Collect every line in the records below that contains the word "content".

══ THE RECORDS

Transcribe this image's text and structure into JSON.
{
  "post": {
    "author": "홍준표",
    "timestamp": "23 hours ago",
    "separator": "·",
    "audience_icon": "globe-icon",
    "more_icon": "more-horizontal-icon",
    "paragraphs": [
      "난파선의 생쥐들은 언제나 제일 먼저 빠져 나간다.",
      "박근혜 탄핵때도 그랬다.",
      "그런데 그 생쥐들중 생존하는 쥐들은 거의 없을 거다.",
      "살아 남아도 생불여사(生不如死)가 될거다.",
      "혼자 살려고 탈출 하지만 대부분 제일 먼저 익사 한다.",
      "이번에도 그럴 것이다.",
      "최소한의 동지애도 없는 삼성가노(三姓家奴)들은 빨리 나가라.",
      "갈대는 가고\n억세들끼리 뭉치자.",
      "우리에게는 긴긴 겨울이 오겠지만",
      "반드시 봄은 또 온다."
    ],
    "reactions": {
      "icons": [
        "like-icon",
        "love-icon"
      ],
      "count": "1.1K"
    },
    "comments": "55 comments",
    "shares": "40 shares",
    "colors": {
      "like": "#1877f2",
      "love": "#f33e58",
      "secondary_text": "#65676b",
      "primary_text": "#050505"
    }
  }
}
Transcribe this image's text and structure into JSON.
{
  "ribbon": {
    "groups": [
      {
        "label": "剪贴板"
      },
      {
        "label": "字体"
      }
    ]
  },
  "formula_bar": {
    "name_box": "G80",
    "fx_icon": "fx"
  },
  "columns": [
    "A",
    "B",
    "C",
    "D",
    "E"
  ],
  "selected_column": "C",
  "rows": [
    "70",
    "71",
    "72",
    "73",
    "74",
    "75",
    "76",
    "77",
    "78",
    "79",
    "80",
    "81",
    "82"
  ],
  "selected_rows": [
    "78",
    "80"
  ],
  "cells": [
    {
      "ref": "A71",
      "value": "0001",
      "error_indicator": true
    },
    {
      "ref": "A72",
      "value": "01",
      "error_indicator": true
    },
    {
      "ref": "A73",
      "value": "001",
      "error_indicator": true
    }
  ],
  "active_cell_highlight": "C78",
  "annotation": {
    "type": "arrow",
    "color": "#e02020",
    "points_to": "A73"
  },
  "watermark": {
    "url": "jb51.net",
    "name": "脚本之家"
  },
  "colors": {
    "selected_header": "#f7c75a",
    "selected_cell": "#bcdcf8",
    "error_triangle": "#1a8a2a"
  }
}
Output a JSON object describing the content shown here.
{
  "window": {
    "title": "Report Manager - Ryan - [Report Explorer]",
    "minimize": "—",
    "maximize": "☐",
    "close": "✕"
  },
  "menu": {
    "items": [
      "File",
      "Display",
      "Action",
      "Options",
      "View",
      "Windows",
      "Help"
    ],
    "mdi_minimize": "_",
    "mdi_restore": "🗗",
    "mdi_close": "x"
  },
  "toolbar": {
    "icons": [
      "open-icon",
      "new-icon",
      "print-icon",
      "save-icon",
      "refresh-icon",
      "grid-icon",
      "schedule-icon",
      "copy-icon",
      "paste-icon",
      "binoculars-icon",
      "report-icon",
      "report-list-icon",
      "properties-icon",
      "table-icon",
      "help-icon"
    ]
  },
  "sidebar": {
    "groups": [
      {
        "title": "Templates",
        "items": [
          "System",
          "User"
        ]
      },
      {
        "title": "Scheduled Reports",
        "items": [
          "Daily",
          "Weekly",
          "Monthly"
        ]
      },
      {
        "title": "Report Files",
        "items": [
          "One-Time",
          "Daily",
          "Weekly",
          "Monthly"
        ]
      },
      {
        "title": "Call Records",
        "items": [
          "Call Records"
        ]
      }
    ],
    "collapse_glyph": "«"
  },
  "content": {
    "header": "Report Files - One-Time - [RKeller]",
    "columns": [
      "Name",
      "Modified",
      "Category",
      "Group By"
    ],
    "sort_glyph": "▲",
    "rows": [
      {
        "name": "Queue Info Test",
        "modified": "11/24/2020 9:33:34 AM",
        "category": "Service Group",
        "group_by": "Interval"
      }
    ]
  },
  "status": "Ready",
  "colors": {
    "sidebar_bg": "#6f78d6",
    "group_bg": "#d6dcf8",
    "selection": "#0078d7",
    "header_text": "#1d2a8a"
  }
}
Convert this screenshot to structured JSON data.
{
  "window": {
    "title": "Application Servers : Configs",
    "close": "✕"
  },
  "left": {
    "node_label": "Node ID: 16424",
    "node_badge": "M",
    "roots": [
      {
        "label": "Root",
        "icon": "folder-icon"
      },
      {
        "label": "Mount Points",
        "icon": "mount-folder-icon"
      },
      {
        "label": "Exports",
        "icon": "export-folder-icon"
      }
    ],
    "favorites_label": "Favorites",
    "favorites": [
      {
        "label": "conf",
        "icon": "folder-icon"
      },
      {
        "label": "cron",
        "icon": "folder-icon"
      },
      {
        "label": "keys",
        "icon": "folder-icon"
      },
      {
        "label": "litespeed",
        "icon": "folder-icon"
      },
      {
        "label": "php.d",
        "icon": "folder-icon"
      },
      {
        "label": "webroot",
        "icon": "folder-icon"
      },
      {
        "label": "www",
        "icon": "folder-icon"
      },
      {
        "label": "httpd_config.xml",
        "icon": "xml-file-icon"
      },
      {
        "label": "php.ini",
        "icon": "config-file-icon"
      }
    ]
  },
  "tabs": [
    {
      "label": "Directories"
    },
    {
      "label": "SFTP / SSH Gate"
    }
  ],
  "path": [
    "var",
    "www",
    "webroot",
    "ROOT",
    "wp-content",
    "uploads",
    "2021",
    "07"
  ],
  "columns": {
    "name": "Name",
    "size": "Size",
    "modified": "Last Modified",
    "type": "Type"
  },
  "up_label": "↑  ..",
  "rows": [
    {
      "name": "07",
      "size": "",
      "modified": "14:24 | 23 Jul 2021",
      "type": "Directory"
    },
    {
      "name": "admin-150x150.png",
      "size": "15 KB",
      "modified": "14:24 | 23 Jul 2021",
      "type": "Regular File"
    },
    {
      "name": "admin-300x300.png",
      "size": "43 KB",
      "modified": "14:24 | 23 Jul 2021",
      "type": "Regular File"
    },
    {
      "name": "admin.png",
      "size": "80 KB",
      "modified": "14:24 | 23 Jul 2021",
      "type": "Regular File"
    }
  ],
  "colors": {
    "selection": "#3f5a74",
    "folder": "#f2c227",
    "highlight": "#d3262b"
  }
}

════

SOLUTION TO THIS EXERCISE:
Output a JSON object describing the content shown here.
  "content": {
    "wp-content",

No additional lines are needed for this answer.